Raw records:
────────────────────────────────────────

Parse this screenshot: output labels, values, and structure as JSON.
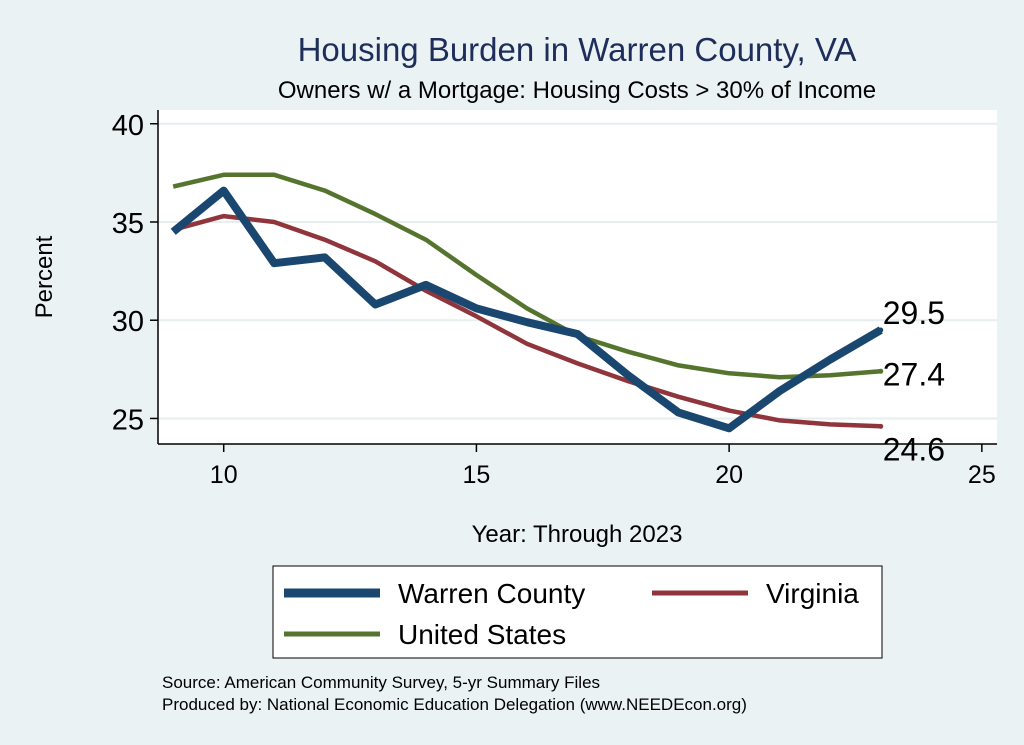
{
  "chart_data": {
    "type": "line",
    "title": "Housing Burden in Warren County, VA",
    "subtitle": "Owners w/ a Mortgage: Housing Costs > 30% of Income",
    "xlabel": "Year: Through 2023",
    "ylabel": "Percent",
    "xlim": [
      8.7,
      25.3
    ],
    "ylim": [
      23.7,
      40.7
    ],
    "xticks": [
      10,
      15,
      20,
      25
    ],
    "yticks": [
      25,
      30,
      35,
      40
    ],
    "x": [
      9,
      10,
      11,
      12,
      13,
      14,
      15,
      16,
      17,
      18,
      19,
      20,
      21,
      22,
      23
    ],
    "series": [
      {
        "name": "Warren County",
        "color": "#1a476f",
        "values": [
          34.5,
          36.6,
          32.9,
          33.2,
          30.8,
          31.8,
          30.6,
          29.9,
          29.3,
          27.2,
          25.3,
          24.5,
          26.4,
          28.0,
          29.5
        ],
        "end_label": "29.5"
      },
      {
        "name": "Virginia",
        "color": "#90353b",
        "values": [
          34.6,
          35.3,
          35.0,
          34.1,
          33.0,
          31.5,
          30.2,
          28.8,
          27.8,
          26.9,
          26.1,
          25.4,
          24.9,
          24.7,
          24.6
        ],
        "end_label": "24.6"
      },
      {
        "name": "United States",
        "color": "#55752f",
        "values": [
          36.8,
          37.4,
          37.4,
          36.6,
          35.4,
          34.1,
          32.3,
          30.6,
          29.2,
          28.4,
          27.7,
          27.3,
          27.1,
          27.2,
          27.4
        ],
        "end_label": "27.4"
      }
    ],
    "legend": {
      "position": "bottom",
      "order": [
        "Warren County",
        "Virginia",
        "United States"
      ]
    },
    "notes": [
      "Source: American Community Survey, 5-yr Summary Files",
      "Produced by: National Economic Education Delegation (www.NEEDEcon.org)"
    ],
    "grid": true
  }
}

────────────────────────────────────────

- _Task statement_
Each entry gets copied exactly; the pictures stay out.

- _Solution for this problem_
Parse this screenshot: output labels, values, and structure as JSON.
{
  "chart_data": {
    "type": "line",
    "title": "Housing Burden in Warren County, VA",
    "subtitle": "Owners w/ a Mortgage: Housing Costs > 30% of Income",
    "xlabel": "Year: Through 2023",
    "ylabel": "Percent",
    "xlim": [
      8.7,
      25.3
    ],
    "ylim": [
      23.7,
      40.7
    ],
    "xticks": [
      10,
      15,
      20,
      25
    ],
    "yticks": [
      25,
      30,
      35,
      40
    ],
    "x": [
      9,
      10,
      11,
      12,
      13,
      14,
      15,
      16,
      17,
      18,
      19,
      20,
      21,
      22,
      23
    ],
    "series": [
      {
        "name": "Warren County",
        "color": "#1a476f",
        "values": [
          34.5,
          36.6,
          32.9,
          33.2,
          30.8,
          31.8,
          30.6,
          29.9,
          29.3,
          27.2,
          25.3,
          24.5,
          26.4,
          28.0,
          29.5
        ],
        "end_label": "29.5"
      },
      {
        "name": "Virginia",
        "color": "#90353b",
        "values": [
          34.6,
          35.3,
          35.0,
          34.1,
          33.0,
          31.5,
          30.2,
          28.8,
          27.8,
          26.9,
          26.1,
          25.4,
          24.9,
          24.7,
          24.6
        ],
        "end_label": "24.6"
      },
      {
        "name": "United States",
        "color": "#55752f",
        "values": [
          36.8,
          37.4,
          37.4,
          36.6,
          35.4,
          34.1,
          32.3,
          30.6,
          29.2,
          28.4,
          27.7,
          27.3,
          27.1,
          27.2,
          27.4
        ],
        "end_label": "27.4"
      }
    ],
    "legend": {
      "position": "bottom",
      "order": [
        "Warren County",
        "Virginia",
        "United States"
      ]
    },
    "notes": [
      "Source: American Community Survey, 5-yr Summary Files",
      "Produced by: National Economic Education Delegation (www.NEEDEcon.org)"
    ],
    "grid": true
  }
}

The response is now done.